§ TASK TO CARRY OUT: Copy every record word for word.

§ STORED DATA:
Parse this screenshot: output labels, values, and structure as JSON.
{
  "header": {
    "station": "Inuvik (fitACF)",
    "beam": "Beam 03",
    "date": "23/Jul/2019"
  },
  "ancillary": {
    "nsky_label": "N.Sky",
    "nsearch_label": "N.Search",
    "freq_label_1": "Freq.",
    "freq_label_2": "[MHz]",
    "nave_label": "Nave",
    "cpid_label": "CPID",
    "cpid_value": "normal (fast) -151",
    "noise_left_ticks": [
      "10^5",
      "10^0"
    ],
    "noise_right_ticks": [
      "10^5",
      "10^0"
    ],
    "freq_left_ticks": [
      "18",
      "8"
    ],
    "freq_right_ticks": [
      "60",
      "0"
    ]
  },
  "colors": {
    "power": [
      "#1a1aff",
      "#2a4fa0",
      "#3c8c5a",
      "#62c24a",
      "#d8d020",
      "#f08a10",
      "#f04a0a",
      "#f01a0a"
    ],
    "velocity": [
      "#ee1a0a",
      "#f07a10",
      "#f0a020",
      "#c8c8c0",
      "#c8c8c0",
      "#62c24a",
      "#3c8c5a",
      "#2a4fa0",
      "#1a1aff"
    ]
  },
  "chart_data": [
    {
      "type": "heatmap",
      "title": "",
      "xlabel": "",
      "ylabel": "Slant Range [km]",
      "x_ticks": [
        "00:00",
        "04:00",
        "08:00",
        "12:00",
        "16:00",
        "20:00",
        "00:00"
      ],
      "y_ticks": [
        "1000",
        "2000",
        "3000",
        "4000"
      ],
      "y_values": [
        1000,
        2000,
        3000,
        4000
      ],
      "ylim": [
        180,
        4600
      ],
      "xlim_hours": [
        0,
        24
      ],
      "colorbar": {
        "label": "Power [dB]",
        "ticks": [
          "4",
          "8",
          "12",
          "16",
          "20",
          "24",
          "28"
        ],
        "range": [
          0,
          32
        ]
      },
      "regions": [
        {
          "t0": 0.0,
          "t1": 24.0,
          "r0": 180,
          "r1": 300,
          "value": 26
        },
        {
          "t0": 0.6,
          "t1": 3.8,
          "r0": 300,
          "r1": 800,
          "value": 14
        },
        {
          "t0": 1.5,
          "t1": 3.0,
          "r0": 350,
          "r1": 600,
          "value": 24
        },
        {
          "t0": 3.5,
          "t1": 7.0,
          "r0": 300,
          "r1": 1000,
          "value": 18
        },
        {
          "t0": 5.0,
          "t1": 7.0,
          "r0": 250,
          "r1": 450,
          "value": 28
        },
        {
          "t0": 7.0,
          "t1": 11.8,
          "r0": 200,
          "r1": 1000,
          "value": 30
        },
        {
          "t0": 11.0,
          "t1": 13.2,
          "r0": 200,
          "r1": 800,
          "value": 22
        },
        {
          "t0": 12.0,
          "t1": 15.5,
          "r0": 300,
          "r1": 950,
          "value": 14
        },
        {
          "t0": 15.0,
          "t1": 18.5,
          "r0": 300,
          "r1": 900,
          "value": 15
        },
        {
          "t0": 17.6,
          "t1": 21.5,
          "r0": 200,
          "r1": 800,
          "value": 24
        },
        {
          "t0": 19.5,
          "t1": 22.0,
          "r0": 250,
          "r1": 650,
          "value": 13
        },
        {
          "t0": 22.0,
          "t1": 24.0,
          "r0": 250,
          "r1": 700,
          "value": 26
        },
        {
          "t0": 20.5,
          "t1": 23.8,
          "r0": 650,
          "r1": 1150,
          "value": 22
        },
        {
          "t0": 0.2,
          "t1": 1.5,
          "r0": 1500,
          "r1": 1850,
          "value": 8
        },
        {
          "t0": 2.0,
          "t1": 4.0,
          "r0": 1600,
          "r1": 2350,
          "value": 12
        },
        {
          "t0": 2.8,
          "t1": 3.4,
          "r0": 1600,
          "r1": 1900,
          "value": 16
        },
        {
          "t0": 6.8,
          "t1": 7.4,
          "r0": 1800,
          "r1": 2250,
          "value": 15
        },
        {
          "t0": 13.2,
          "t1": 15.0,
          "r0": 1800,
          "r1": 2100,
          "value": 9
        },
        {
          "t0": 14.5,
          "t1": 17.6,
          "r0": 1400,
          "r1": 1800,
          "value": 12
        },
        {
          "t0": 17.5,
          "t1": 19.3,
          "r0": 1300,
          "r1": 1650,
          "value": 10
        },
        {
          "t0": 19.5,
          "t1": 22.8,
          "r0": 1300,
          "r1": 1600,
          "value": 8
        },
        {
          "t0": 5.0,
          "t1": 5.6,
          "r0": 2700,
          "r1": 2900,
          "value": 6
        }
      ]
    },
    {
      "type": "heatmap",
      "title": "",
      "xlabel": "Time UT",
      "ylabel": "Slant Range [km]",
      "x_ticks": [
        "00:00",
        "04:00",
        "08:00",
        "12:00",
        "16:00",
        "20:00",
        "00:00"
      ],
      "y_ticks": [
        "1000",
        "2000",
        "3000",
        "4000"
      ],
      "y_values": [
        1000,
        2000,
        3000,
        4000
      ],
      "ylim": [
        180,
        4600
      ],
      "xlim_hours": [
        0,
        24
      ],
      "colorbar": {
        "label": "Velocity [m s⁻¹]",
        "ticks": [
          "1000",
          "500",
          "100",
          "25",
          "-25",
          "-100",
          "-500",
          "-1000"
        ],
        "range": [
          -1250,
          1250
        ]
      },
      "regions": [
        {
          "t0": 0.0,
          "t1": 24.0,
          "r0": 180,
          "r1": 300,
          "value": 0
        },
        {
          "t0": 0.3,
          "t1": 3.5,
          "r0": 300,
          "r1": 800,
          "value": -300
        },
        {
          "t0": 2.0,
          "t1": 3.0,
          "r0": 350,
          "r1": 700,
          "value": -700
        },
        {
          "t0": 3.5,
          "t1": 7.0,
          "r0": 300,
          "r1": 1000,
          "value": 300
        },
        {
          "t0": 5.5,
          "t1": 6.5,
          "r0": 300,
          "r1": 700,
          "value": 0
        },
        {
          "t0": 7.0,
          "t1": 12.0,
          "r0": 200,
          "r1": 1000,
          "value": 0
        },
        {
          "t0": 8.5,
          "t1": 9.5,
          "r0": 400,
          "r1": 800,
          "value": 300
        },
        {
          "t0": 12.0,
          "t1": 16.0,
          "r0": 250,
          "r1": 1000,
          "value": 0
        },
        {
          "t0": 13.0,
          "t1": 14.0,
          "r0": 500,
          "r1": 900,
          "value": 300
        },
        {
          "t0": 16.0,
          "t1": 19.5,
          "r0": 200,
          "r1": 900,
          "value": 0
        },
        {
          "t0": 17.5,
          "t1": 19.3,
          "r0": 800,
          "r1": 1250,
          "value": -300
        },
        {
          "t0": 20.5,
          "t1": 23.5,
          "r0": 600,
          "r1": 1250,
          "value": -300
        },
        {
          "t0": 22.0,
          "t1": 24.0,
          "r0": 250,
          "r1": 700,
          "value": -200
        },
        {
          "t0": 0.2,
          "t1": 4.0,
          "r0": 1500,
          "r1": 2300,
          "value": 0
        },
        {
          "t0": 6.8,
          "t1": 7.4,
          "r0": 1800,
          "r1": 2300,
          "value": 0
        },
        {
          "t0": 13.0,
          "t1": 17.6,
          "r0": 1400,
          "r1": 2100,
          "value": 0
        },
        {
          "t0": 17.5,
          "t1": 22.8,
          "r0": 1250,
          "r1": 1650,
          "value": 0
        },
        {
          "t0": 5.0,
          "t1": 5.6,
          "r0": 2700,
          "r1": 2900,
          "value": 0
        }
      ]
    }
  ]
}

§ IN RESPONSE:
Parse this screenshot: output labels, values, and structure as JSON.
{
  "header": {
    "station": "Inuvik (fitACF)",
    "beam": "Beam 03",
    "date": "23/Jul/2019"
  },
  "ancillary": {
    "nsky_label": "N.Sky",
    "nsearch_label": "N.Search",
    "freq_label_1": "Freq.",
    "freq_label_2": "[MHz]",
    "nave_label": "Nave",
    "cpid_label": "CPID",
    "cpid_value": "normal (fast) -151",
    "noise_left_ticks": [
      "10^5",
      "10^0"
    ],
    "noise_right_ticks": [
      "10^5",
      "10^0"
    ],
    "freq_left_ticks": [
      "18",
      "8"
    ],
    "freq_right_ticks": [
      "60",
      "0"
    ]
  },
  "colors": {
    "power": [
      "#1a1aff",
      "#2a4fa0",
      "#3c8c5a",
      "#62c24a",
      "#d8d020",
      "#f08a10",
      "#f04a0a",
      "#f01a0a"
    ],
    "velocity": [
      "#ee1a0a",
      "#f07a10",
      "#f0a020",
      "#c8c8c0",
      "#c8c8c0",
      "#62c24a",
      "#3c8c5a",
      "#2a4fa0",
      "#1a1aff"
    ]
  },
  "chart_data": [
    {
      "type": "heatmap",
      "title": "",
      "xlabel": "",
      "ylabel": "Slant Range [km]",
      "x_ticks": [
        "00:00",
        "04:00",
        "08:00",
        "12:00",
        "16:00",
        "20:00",
        "00:00"
      ],
      "y_ticks": [
        "1000",
        "2000",
        "3000",
        "4000"
      ],
      "y_values": [
        1000,
        2000,
        3000,
        4000
      ],
      "ylim": [
        180,
        4600
      ],
      "xlim_hours": [
        0,
        24
      ],
      "colorbar": {
        "label": "Power [dB]",
        "ticks": [
          "4",
          "8",
          "12",
          "16",
          "20",
          "24",
          "28"
        ],
        "range": [
          0,
          32
        ]
      },
      "regions": [
        {
          "t0": 0.0,
          "t1": 24.0,
          "r0": 180,
          "r1": 300,
          "value": 26
        },
        {
          "t0": 0.6,
          "t1": 3.8,
          "r0": 300,
          "r1": 800,
          "value": 14
        },
        {
          "t0": 1.5,
          "t1": 3.0,
          "r0": 350,
          "r1": 600,
          "value": 24
        },
        {
          "t0": 3.5,
          "t1": 7.0,
          "r0": 300,
          "r1": 1000,
          "value": 18
        },
        {
          "t0": 5.0,
          "t1": 7.0,
          "r0": 250,
          "r1": 450,
          "value": 28
        },
        {
          "t0": 7.0,
          "t1": 11.8,
          "r0": 200,
          "r1": 1000,
          "value": 30
        },
        {
          "t0": 11.0,
          "t1": 13.2,
          "r0": 200,
          "r1": 800,
          "value": 22
        },
        {
          "t0": 12.0,
          "t1": 15.5,
          "r0": 300,
          "r1": 950,
          "value": 14
        },
        {
          "t0": 15.0,
          "t1": 18.5,
          "r0": 300,
          "r1": 900,
          "value": 15
        },
        {
          "t0": 17.6,
          "t1": 21.5,
          "r0": 200,
          "r1": 800,
          "value": 24
        },
        {
          "t0": 19.5,
          "t1": 22.0,
          "r0": 250,
          "r1": 650,
          "value": 13
        },
        {
          "t0": 22.0,
          "t1": 24.0,
          "r0": 250,
          "r1": 700,
          "value": 26
        },
        {
          "t0": 20.5,
          "t1": 23.8,
          "r0": 650,
          "r1": 1150,
          "value": 22
        },
        {
          "t0": 0.2,
          "t1": 1.5,
          "r0": 1500,
          "r1": 1850,
          "value": 8
        },
        {
          "t0": 2.0,
          "t1": 4.0,
          "r0": 1600,
          "r1": 2350,
          "value": 12
        },
        {
          "t0": 2.8,
          "t1": 3.4,
          "r0": 1600,
          "r1": 1900,
          "value": 16
        },
        {
          "t0": 6.8,
          "t1": 7.4,
          "r0": 1800,
          "r1": 2250,
          "value": 15
        },
        {
          "t0": 13.2,
          "t1": 15.0,
          "r0": 1800,
          "r1": 2100,
          "value": 9
        },
        {
          "t0": 14.5,
          "t1": 17.6,
          "r0": 1400,
          "r1": 1800,
          "value": 12
        },
        {
          "t0": 17.5,
          "t1": 19.3,
          "r0": 1300,
          "r1": 1650,
          "value": 10
        },
        {
          "t0": 19.5,
          "t1": 22.8,
          "r0": 1300,
          "r1": 1600,
          "value": 8
        },
        {
          "t0": 5.0,
          "t1": 5.6,
          "r0": 2700,
          "r1": 2900,
          "value": 6
        }
      ]
    },
    {
      "type": "heatmap",
      "title": "",
      "xlabel": "Time UT",
      "ylabel": "Slant Range [km]",
      "x_ticks": [
        "00:00",
        "04:00",
        "08:00",
        "12:00",
        "16:00",
        "20:00",
        "00:00"
      ],
      "y_ticks": [
        "1000",
        "2000",
        "3000",
        "4000"
      ],
      "y_values": [
        1000,
        2000,
        3000,
        4000
      ],
      "ylim": [
        180,
        4600
      ],
      "xlim_hours": [
        0,
        24
      ],
      "colorbar": {
        "label": "Velocity [m s⁻¹]",
        "ticks": [
          "1000",
          "500",
          "100",
          "25",
          "-25",
          "-100",
          "-500",
          "-1000"
        ],
        "range": [
          -1250,
          1250
        ]
      },
      "regions": [
        {
          "t0": 0.0,
          "t1": 24.0,
          "r0": 180,
          "r1": 300,
          "value": 0
        },
        {
          "t0": 0.3,
          "t1": 3.5,
          "r0": 300,
          "r1": 800,
          "value": -300
        },
        {
          "t0": 2.0,
          "t1": 3.0,
          "r0": 350,
          "r1": 700,
          "value": -700
        },
        {
          "t0": 3.5,
          "t1": 7.0,
          "r0": 300,
          "r1": 1000,
          "value": 300
        },
        {
          "t0": 5.5,
          "t1": 6.5,
          "r0": 300,
          "r1": 700,
          "value": 0
        },
        {
          "t0": 7.0,
          "t1": 12.0,
          "r0": 200,
          "r1": 1000,
          "value": 0
        },
        {
          "t0": 8.5,
          "t1": 9.5,
          "r0": 400,
          "r1": 800,
          "value": 300
        },
        {
          "t0": 12.0,
          "t1": 16.0,
          "r0": 250,
          "r1": 1000,
          "value": 0
        },
        {
          "t0": 13.0,
          "t1": 14.0,
          "r0": 500,
          "r1": 900,
          "value": 300
        },
        {
          "t0": 16.0,
          "t1": 19.5,
          "r0": 200,
          "r1": 900,
          "value": 0
        },
        {
          "t0": 17.5,
          "t1": 19.3,
          "r0": 800,
          "r1": 1250,
          "value": -300
        },
        {
          "t0": 20.5,
          "t1": 23.5,
          "r0": 600,
          "r1": 1250,
          "value": -300
        },
        {
          "t0": 22.0,
          "t1": 24.0,
          "r0": 250,
          "r1": 700,
          "value": -200
        },
        {
          "t0": 0.2,
          "t1": 4.0,
          "r0": 1500,
          "r1": 2300,
          "value": 0
        },
        {
          "t0": 6.8,
          "t1": 7.4,
          "r0": 1800,
          "r1": 2300,
          "value": 0
        },
        {
          "t0": 13.0,
          "t1": 17.6,
          "r0": 1400,
          "r1": 2100,
          "value": 0
        },
        {
          "t0": 17.5,
          "t1": 22.8,
          "r0": 1250,
          "r1": 1650,
          "value": 0
        },
        {
          "t0": 5.0,
          "t1": 5.6,
          "r0": 2700,
          "r1": 2900,
          "value": 0
        }
      ]
    }
  ]
}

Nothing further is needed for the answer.